The request: Take each line containing the word "Evis" and copy it.

──────────────────────────────

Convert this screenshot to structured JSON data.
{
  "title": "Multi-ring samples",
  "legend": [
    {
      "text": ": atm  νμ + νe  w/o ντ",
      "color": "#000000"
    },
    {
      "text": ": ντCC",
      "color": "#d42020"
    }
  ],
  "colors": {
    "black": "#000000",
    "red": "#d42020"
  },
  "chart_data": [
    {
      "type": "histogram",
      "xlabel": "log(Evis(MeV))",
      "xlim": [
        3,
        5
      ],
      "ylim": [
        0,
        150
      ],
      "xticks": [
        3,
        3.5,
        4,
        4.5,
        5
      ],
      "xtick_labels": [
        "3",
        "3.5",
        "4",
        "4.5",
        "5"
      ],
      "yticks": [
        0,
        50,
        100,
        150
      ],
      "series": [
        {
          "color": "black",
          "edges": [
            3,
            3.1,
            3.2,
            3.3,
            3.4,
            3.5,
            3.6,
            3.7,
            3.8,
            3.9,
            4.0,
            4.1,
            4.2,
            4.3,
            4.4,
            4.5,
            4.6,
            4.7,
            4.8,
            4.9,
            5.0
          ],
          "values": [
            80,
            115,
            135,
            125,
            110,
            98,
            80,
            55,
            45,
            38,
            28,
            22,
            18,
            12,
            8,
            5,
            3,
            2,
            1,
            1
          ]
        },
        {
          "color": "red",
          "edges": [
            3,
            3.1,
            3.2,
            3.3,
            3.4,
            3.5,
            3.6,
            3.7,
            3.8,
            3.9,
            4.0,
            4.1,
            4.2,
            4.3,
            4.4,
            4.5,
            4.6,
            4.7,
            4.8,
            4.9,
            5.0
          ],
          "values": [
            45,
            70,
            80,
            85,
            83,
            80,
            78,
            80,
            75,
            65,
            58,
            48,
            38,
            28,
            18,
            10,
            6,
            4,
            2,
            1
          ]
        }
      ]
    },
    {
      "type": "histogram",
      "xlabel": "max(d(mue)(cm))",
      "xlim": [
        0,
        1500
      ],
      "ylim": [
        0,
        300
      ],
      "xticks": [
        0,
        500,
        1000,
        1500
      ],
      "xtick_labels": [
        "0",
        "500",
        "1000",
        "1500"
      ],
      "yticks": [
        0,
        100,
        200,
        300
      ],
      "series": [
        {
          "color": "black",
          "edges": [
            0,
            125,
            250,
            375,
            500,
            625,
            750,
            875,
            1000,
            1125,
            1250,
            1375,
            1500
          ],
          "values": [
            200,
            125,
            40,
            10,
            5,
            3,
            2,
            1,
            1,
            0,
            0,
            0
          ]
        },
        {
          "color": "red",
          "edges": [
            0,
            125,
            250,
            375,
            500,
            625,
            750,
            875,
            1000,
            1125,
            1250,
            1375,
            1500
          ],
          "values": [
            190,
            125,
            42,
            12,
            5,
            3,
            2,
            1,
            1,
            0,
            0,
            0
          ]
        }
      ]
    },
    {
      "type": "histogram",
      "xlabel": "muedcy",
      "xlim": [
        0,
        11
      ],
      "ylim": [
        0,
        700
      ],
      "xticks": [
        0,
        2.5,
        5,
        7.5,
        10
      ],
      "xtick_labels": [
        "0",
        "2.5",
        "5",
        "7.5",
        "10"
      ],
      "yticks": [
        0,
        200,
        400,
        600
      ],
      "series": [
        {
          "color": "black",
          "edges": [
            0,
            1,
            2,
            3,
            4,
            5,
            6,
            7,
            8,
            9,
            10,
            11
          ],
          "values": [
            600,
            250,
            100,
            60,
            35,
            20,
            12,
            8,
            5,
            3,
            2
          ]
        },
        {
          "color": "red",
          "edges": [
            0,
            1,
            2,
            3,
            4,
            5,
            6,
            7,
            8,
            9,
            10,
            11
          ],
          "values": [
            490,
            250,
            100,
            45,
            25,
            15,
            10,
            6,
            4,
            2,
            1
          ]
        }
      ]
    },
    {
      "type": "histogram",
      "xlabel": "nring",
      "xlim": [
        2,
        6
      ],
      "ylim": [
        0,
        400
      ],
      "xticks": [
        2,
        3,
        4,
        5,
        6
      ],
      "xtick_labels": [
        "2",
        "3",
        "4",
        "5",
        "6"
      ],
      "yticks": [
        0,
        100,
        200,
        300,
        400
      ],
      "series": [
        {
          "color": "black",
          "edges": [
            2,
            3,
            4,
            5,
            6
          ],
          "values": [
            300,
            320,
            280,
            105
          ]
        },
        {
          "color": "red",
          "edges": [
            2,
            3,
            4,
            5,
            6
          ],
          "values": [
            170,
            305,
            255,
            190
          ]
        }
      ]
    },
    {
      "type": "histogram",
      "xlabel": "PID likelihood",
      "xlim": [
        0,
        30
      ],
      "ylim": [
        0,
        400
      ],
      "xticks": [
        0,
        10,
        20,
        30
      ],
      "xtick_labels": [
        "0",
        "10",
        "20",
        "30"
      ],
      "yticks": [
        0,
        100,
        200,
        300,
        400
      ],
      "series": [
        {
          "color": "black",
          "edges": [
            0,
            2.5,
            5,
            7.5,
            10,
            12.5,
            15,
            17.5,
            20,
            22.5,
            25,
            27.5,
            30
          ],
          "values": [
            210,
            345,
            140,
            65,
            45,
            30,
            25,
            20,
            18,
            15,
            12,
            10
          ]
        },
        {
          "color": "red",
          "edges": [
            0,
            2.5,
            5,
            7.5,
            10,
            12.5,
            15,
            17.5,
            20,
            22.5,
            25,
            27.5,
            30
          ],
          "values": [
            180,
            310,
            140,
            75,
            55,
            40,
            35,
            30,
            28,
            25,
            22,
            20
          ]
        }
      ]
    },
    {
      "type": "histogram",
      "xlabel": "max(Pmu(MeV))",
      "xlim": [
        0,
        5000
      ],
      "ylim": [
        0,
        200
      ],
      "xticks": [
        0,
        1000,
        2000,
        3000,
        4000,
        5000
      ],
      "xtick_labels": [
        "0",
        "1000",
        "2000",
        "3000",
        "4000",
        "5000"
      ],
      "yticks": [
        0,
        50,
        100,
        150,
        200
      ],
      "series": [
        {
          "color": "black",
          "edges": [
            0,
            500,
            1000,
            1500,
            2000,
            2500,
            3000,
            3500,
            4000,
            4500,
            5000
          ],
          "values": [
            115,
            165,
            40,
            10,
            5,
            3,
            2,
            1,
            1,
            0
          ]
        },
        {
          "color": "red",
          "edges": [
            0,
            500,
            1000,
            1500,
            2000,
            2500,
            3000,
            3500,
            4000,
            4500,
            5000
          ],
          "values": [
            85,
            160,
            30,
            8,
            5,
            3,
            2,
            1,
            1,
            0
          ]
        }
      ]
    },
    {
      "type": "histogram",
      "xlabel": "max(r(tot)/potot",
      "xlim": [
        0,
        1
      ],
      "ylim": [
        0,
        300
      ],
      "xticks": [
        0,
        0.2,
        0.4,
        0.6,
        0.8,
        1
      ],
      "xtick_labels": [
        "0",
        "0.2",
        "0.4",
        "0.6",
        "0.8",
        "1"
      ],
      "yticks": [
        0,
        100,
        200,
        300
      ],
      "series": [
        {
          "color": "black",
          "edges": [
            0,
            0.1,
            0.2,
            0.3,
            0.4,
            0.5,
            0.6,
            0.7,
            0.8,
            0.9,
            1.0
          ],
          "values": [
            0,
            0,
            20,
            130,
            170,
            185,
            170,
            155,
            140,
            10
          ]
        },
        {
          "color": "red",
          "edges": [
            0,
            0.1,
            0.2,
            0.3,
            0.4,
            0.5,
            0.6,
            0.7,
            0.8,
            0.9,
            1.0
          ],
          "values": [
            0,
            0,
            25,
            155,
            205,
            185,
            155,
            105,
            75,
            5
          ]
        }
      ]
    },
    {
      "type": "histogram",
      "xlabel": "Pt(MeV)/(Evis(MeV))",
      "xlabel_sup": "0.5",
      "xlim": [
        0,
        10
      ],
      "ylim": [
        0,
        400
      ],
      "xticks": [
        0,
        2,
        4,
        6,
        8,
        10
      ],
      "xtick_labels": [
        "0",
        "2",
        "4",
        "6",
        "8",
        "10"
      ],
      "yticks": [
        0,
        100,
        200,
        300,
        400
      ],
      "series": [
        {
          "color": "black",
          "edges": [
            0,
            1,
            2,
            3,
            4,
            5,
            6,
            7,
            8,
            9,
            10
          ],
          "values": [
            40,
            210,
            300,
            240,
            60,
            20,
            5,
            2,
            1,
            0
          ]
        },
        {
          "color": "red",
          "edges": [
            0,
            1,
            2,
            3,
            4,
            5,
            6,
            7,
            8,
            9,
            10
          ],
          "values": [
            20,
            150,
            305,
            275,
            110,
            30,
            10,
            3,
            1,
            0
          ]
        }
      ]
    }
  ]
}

──────────────────────────────

Result of this task:
      "xlabel": "log(Evis(MeV))",
      "xlabel": "Pt(MeV)/(Evis(MeV))",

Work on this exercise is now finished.